What you need to do:
Both ends included, set down the lines from the line containing "Decode this image" through the last line of the records below, without pictures.

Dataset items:

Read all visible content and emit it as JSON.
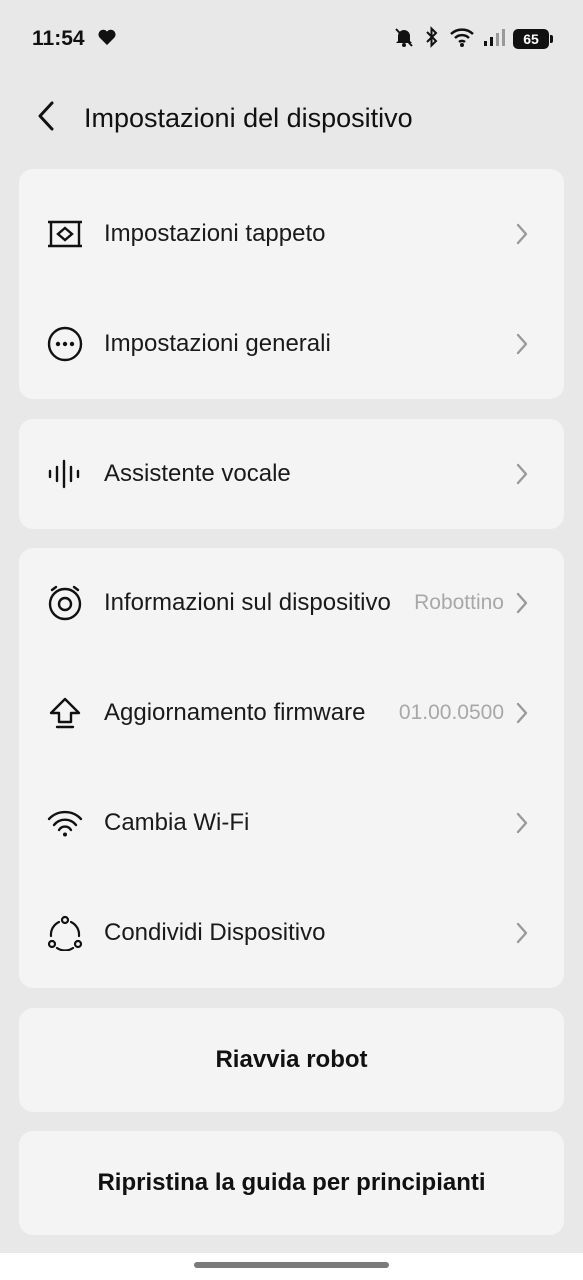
{
  "status_bar": {
    "time": "11:54",
    "battery": "65"
  },
  "header": {
    "title": "Impostazioni del dispositivo"
  },
  "group1": {
    "items": [
      {
        "label": "Impostazioni tappeto",
        "icon": "carpet-icon"
      },
      {
        "label": "Impostazioni generali",
        "icon": "more-circle-icon"
      }
    ]
  },
  "group2": {
    "items": [
      {
        "label": "Assistente vocale",
        "icon": "voice-wave-icon"
      }
    ]
  },
  "group3": {
    "items": [
      {
        "label": "Informazioni sul dispositivo",
        "value": "Robottino",
        "icon": "robot-icon"
      },
      {
        "label": "Aggiornamento firmware",
        "value": "01.00.0500",
        "icon": "upload-arrow-icon"
      },
      {
        "label": "Cambia Wi-Fi",
        "icon": "wifi-icon"
      },
      {
        "label": "Condividi Dispositivo",
        "icon": "share-icon"
      }
    ]
  },
  "actions": {
    "restart": "Riavvia robot",
    "reset_guide": "Ripristina la guida per principianti"
  }
}
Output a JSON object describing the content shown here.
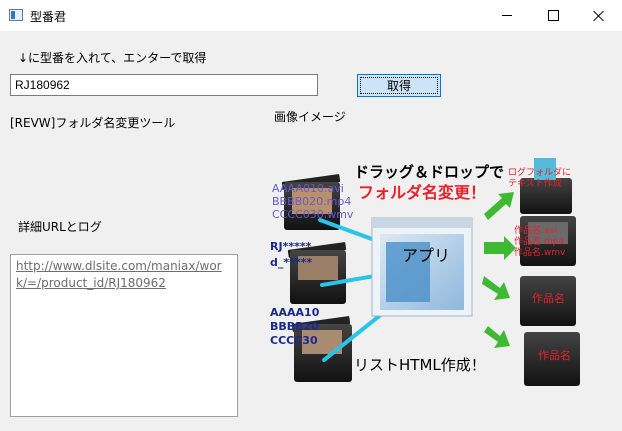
{
  "window": {
    "title": "型番君"
  },
  "instruction": "↓に型番を入れて、エンターで取得",
  "input": {
    "value": "RJ180962"
  },
  "fetch_button": "取得",
  "folder_tool_label": "[REVW]フォルダ名変更ツール",
  "image_label": "画像イメージ",
  "detail_label": "詳細URLとログ",
  "log_text": "http://www.dlsite.com/maniax/work/=/product_id/RJ180962",
  "diagram": {
    "drag_drop": "ドラッグ＆ドロップで",
    "rename": "フォルダ名変更！",
    "files": [
      "AAAA010.avi",
      "BBBB020.mp4",
      "CCCC030.wmv"
    ],
    "rj": "RJ*****",
    "d": "d_*****",
    "ids": [
      "AAAA10",
      "BBBB20",
      "CCCC30"
    ],
    "app": "アプリ",
    "log_folder": [
      "ログフォルダに",
      "テキスト作成"
    ],
    "work_names": [
      "作品名.avi",
      "作品名.mp4",
      "作品名.wmv"
    ],
    "work_folder_1": "作品名",
    "work_folder_2": "作品名",
    "list_html": "リストHTML作成！",
    "colors": {
      "red": "#e8202a",
      "blue": "#1a2a8c",
      "violet": "#6a5acd",
      "arrow": "#3fb934",
      "cyan": "#29c4e6"
    }
  }
}
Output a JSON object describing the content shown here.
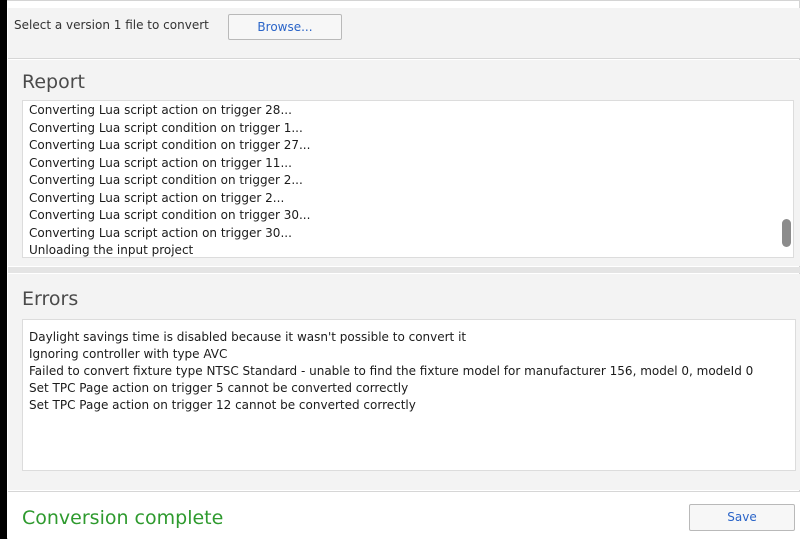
{
  "top": {
    "select_label": "Select a version 1 file to convert",
    "browse_label": "Browse..."
  },
  "report": {
    "title": "Report",
    "lines": [
      "Converting Lua script action on trigger 28...",
      "Converting Lua script condition on trigger 1...",
      "Converting Lua script condition on trigger 27...",
      "Converting Lua script action on trigger 11...",
      "Converting Lua script condition on trigger 2...",
      "Converting Lua script action on trigger 2...",
      "Converting Lua script condition on trigger 30...",
      "Converting Lua script action on trigger 30...",
      "Unloading the input project"
    ]
  },
  "errors": {
    "title": "Errors",
    "lines": [
      "Daylight savings time is disabled because it wasn't possible to convert it",
      "Ignoring controller  with type AVC",
      "Failed to convert fixture type NTSC Standard - unable to find the fixture model for manufacturer 156, model 0, modeId 0",
      "Set TPC Page action on trigger 5 cannot be converted correctly",
      "Set TPC Page action on trigger 12 cannot be converted correctly"
    ]
  },
  "footer": {
    "status": "Conversion complete",
    "save_label": "Save"
  },
  "colors": {
    "status_green": "#2e9a2e",
    "button_text_blue": "#2a64c8",
    "panel_bg": "#f3f3f3"
  }
}
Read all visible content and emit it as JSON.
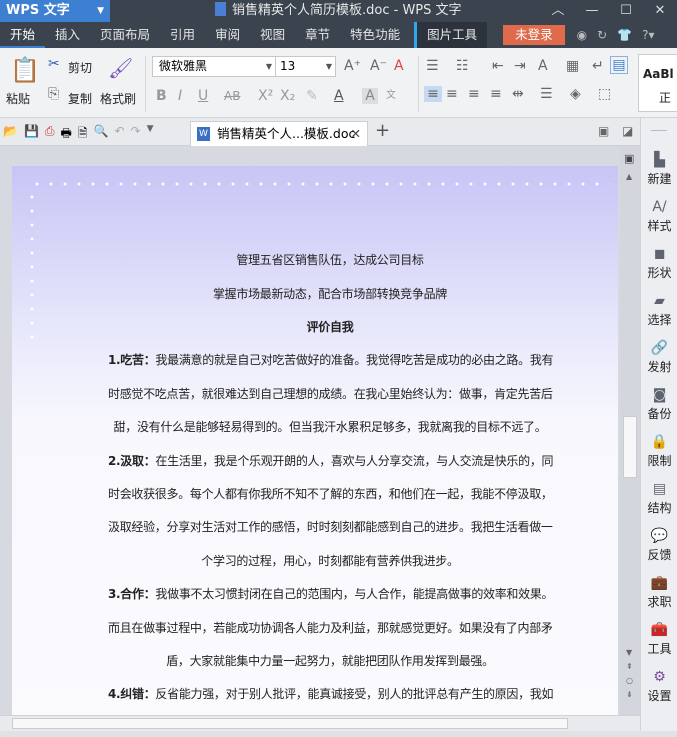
{
  "app": {
    "name": "WPS 文字",
    "window_title": "销售精英个人简历模板.doc - WPS 文字"
  },
  "menu": [
    "开始",
    "插入",
    "页面布局",
    "引用",
    "审阅",
    "视图",
    "章节",
    "特色功能",
    "图片工具"
  ],
  "login": "未登录",
  "ribbon": {
    "paste": "粘贴",
    "cut": "剪切",
    "copy": "复制",
    "format_painter": "格式刷",
    "font": "微软雅黑",
    "size": "13",
    "style_preview": "AaBl",
    "style_name": "正"
  },
  "tab": {
    "label": "销售精英个人...模板.doc"
  },
  "document": {
    "lines": [
      {
        "text": "管理五省区销售队伍，达成公司目标"
      },
      {
        "text": "掌握市场最新动态，配合市场部转换竞争品牌"
      },
      {
        "text": "评价自我",
        "bold": true
      },
      {
        "head": "1.吃苦：",
        "text": "我最满意的就是自己对吃苦做好的准备。我觉得吃苦是成功的必由之路。我有"
      },
      {
        "text": "时感觉不吃点苦，就很难达到自己理想的成绩。在我心里始终认为：做事，肯定先苦后"
      },
      {
        "text": "甜，没有什么是能够轻易得到的。但当我汗水累积足够多，我就离我的目标不远了。"
      },
      {
        "head": "2.汲取：",
        "text": "在生活里，我是个乐观开朗的人，喜欢与人分享交流，与人交流是快乐的，同"
      },
      {
        "text": "时会收获很多。每个人都有你我所不知不了解的东西，和他们在一起，我能不停汲取，"
      },
      {
        "text": "汲取经验，分享对生活对工作的感悟，时时刻刻都能感到自己的进步。我把生活看做一"
      },
      {
        "text": "个学习的过程，用心，时刻都能有营养供我进步。"
      },
      {
        "head": "3.合作：",
        "text": "我做事不太习惯封闭在自己的范围内，与人合作，能提高做事的效率和效果。"
      },
      {
        "text": "而且在做事过程中，若能成功协调各人能力及利益，那就感觉更好。如果没有了内部矛"
      },
      {
        "text": "盾，大家就能集中力量一起努力，就能把团队作用发挥到最强。"
      },
      {
        "head": "4.纠错：",
        "text": "反省能力强，对于别人批评，能真诚接受，别人的批评总有产生的原因，我如"
      }
    ]
  },
  "sidebar": [
    {
      "label": "新建",
      "icon": "new-doc-icon",
      "color": "#5d6470"
    },
    {
      "label": "样式",
      "icon": "style-icon",
      "color": "#5d6470"
    },
    {
      "label": "形状",
      "icon": "shape-icon",
      "color": "#5d6470"
    },
    {
      "label": "选择",
      "icon": "select-icon",
      "color": "#5d6470"
    },
    {
      "label": "发射",
      "icon": "link-icon",
      "color": "#5d6470"
    },
    {
      "label": "备份",
      "icon": "backup-icon",
      "color": "#5d6470"
    },
    {
      "label": "限制",
      "icon": "lock-icon",
      "color": "#5d6470"
    },
    {
      "label": "结构",
      "icon": "structure-icon",
      "color": "#5d6470"
    },
    {
      "label": "反馈",
      "icon": "feedback-icon",
      "color": "#5d6470"
    },
    {
      "label": "求职",
      "icon": "briefcase-icon",
      "color": "#4a7fd1"
    },
    {
      "label": "工具",
      "icon": "toolbox-icon",
      "color": "#d24b33"
    },
    {
      "label": "设置",
      "icon": "gear-icon",
      "color": "#7a4a9a"
    }
  ]
}
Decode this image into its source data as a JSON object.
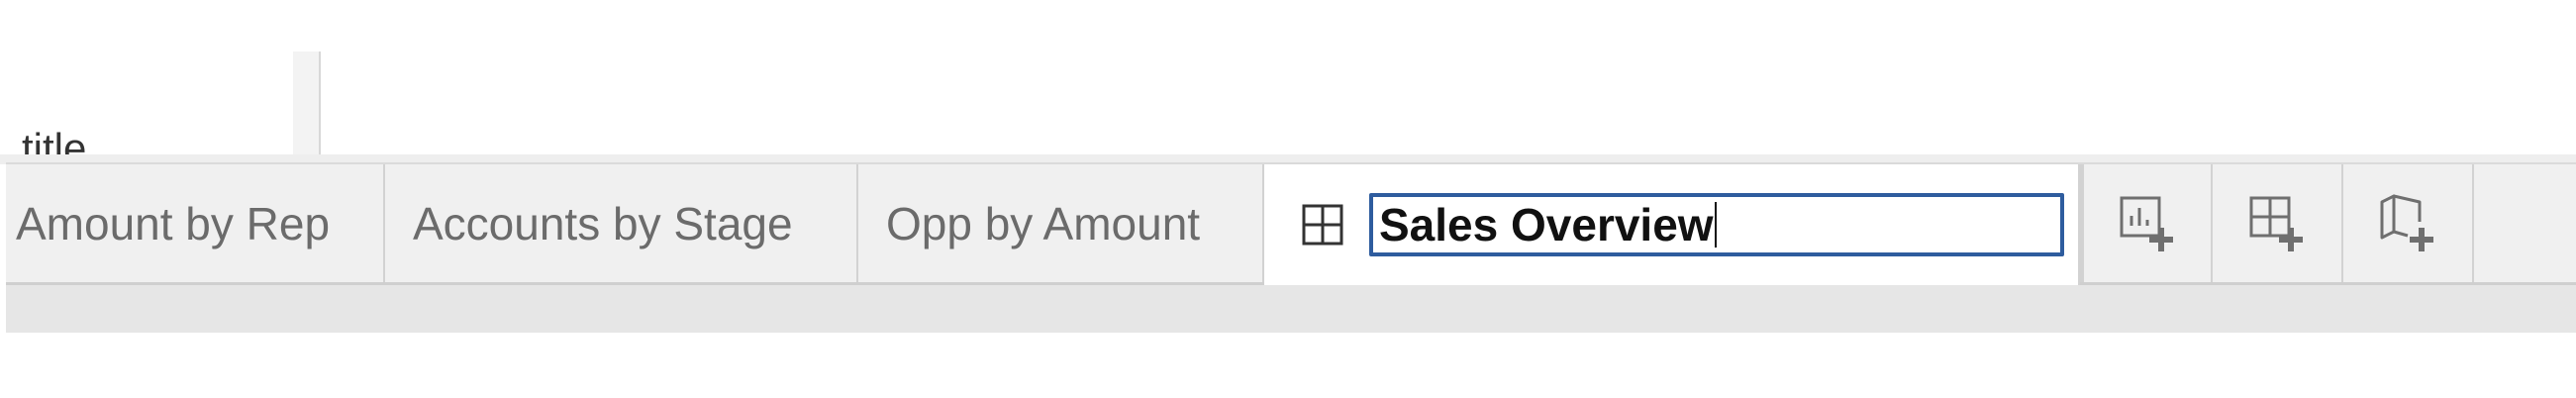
{
  "field_panel": {
    "label": "title"
  },
  "tabs": [
    {
      "label": "Amount by Rep"
    },
    {
      "label": "Accounts by Stage"
    },
    {
      "label": "Opp by Amount"
    }
  ],
  "active_tab": {
    "icon": "dashboard-grid-icon",
    "rename_value": "Sales Overview"
  },
  "add_buttons": [
    {
      "icon": "new-worksheet-icon"
    },
    {
      "icon": "new-dashboard-icon"
    },
    {
      "icon": "new-story-icon"
    }
  ],
  "colors": {
    "focus_border": "#2e5c9e",
    "tab_bar_bg": "#f0f0f0",
    "tab_text": "#6b6b6b",
    "icon_gray": "#6f6f6f"
  }
}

Result of this task:
Decode this image into its source data as a JSON object.
{
  "field_panel": {
    "label": "title"
  },
  "tabs": [
    {
      "label": "Amount by Rep"
    },
    {
      "label": "Accounts by Stage"
    },
    {
      "label": "Opp by Amount"
    }
  ],
  "active_tab": {
    "icon": "dashboard-grid-icon",
    "rename_value": "Sales Overview"
  },
  "add_buttons": [
    {
      "icon": "new-worksheet-icon"
    },
    {
      "icon": "new-dashboard-icon"
    },
    {
      "icon": "new-story-icon"
    }
  ],
  "colors": {
    "focus_border": "#2e5c9e",
    "tab_bar_bg": "#f0f0f0",
    "tab_text": "#6b6b6b",
    "icon_gray": "#6f6f6f"
  }
}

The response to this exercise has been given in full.